Exercise> Show every line of the records below that contains the word "Does".

Records to process>

------

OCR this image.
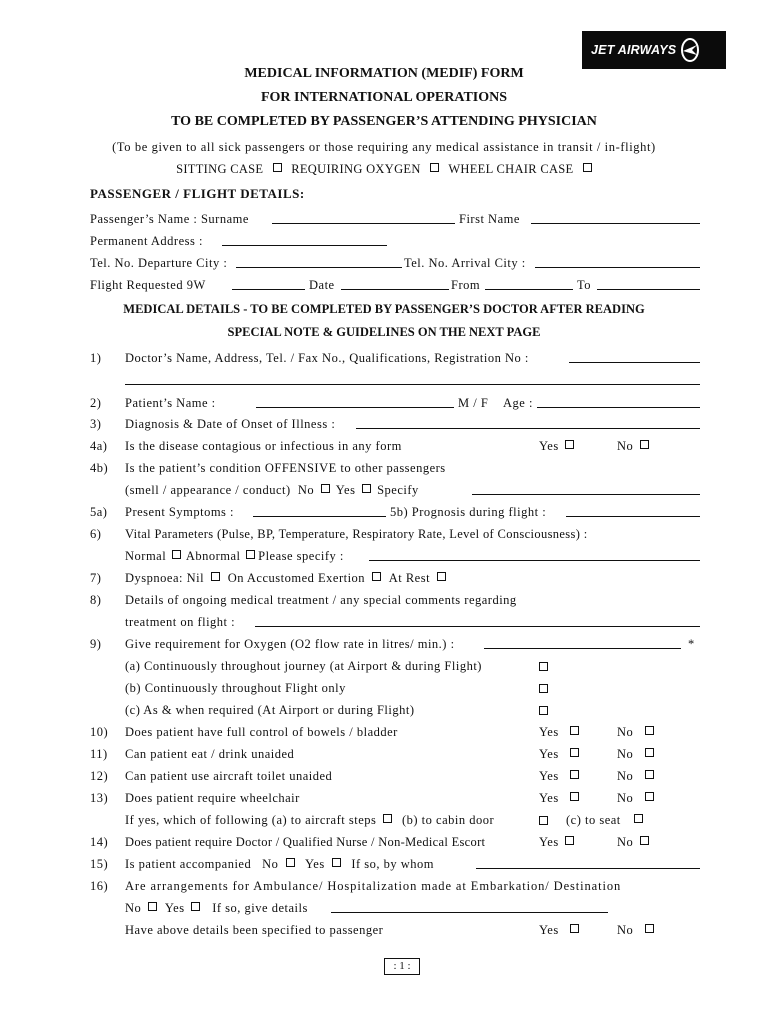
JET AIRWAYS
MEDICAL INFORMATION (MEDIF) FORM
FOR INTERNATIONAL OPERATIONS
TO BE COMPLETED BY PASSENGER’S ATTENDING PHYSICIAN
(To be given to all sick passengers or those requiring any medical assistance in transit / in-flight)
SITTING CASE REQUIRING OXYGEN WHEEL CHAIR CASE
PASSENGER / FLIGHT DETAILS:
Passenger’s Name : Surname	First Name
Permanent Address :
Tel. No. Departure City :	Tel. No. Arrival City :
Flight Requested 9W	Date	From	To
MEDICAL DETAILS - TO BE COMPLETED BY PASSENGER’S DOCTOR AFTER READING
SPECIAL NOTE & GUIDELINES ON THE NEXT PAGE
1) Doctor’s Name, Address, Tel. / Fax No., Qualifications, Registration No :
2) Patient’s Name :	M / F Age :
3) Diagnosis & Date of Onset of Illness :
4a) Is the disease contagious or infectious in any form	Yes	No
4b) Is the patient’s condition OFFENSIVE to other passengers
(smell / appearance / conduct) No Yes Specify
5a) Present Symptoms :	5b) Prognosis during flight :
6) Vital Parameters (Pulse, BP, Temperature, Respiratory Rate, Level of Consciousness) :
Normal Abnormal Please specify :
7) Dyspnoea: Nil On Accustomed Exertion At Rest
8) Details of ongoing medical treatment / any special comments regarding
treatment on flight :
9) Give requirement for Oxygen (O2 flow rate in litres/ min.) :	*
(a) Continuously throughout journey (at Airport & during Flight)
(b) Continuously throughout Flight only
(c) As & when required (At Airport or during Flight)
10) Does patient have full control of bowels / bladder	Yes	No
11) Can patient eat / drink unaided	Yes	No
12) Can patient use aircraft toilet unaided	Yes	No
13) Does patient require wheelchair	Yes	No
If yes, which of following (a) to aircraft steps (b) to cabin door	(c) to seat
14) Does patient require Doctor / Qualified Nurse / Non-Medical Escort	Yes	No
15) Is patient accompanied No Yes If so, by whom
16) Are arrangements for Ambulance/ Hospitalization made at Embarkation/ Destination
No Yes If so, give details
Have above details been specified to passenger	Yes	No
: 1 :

------

Solution to the problem>
10) Does patient have full control of bowels / bladder	Yes	No
13) Does patient require wheelchair	Yes	No
14) Does patient require Doctor / Qualified Nurse / Non-Medical Escort	Yes	No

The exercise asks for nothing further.